[Data records]
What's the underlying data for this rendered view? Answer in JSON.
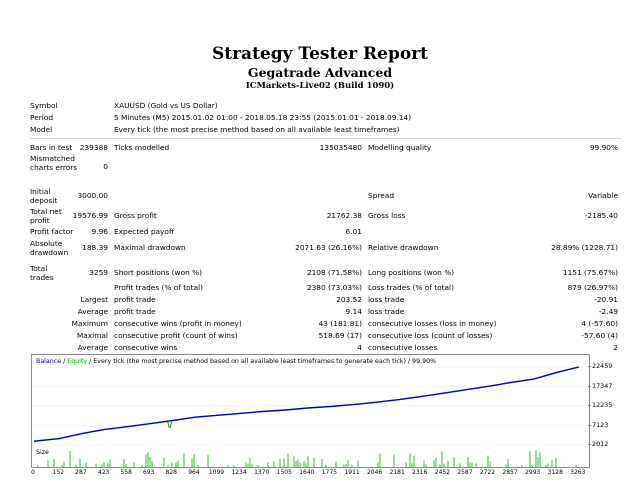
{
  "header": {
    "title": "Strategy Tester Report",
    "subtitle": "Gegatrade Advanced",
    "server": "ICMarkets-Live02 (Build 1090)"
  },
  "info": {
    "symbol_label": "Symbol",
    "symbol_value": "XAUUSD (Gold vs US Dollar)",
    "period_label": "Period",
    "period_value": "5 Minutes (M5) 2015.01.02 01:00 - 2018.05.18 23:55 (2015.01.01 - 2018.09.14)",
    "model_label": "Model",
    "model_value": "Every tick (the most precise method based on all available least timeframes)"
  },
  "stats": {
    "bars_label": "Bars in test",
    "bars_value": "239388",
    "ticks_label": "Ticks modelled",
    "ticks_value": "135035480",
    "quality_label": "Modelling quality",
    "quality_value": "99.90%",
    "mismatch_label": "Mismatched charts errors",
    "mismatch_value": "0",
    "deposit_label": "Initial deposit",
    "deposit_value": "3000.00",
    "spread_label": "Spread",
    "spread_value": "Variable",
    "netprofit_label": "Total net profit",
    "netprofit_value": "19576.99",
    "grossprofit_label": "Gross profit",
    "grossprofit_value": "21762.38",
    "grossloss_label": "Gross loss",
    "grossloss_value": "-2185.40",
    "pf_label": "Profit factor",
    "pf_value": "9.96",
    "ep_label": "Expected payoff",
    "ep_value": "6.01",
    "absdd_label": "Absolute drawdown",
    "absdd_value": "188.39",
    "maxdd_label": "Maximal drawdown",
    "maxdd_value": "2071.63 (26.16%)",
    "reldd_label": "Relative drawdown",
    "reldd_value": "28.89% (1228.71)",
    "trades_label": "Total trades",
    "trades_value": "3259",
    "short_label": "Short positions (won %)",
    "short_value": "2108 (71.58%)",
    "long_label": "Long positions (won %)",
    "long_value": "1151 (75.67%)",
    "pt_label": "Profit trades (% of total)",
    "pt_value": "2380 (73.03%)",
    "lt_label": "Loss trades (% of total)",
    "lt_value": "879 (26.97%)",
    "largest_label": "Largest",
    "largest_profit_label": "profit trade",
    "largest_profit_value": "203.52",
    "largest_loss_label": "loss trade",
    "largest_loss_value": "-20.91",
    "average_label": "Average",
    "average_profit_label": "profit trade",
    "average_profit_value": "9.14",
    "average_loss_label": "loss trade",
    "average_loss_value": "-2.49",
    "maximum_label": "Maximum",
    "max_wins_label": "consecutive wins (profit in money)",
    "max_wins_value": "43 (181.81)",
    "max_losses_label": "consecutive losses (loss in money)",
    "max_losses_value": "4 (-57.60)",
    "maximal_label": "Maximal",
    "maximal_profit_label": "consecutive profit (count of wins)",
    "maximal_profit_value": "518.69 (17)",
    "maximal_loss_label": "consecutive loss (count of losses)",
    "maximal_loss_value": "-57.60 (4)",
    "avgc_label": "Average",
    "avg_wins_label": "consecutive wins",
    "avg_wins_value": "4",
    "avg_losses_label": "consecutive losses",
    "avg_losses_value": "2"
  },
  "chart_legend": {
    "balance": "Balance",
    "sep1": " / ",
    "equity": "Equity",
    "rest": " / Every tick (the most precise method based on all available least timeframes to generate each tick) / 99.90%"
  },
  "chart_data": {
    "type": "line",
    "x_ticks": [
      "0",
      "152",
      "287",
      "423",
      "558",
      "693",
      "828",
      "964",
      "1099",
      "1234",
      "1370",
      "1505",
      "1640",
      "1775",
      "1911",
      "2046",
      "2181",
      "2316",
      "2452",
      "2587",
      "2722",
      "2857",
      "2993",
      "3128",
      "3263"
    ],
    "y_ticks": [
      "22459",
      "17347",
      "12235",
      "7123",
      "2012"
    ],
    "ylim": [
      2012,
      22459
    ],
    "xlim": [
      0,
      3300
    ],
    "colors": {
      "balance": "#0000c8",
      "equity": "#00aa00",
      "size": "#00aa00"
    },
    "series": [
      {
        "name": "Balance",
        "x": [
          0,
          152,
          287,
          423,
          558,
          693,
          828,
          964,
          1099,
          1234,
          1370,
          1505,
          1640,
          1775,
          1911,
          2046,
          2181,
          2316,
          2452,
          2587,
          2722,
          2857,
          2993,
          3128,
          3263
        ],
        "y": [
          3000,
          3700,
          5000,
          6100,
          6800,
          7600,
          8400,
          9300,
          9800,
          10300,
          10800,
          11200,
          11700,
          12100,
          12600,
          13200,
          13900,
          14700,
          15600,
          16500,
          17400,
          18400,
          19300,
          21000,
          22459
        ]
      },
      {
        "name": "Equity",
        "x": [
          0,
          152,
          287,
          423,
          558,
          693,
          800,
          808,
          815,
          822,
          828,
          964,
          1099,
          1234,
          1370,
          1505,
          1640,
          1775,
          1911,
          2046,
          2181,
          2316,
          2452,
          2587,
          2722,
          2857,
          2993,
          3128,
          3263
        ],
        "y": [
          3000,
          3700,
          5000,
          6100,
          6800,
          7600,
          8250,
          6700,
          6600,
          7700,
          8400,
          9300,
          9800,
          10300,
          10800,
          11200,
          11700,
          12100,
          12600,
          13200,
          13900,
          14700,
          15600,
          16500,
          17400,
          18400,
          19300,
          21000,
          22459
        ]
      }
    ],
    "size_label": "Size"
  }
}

Short problem: In the material above, find each line that contains the word "available", and select it.

In response:
    "model_value": "Every tick (the most precise method based on all available least timeframes)"
    "rest": " / Every tick (the most precise method based on all available least timeframes to generate each tick) / 99.90%"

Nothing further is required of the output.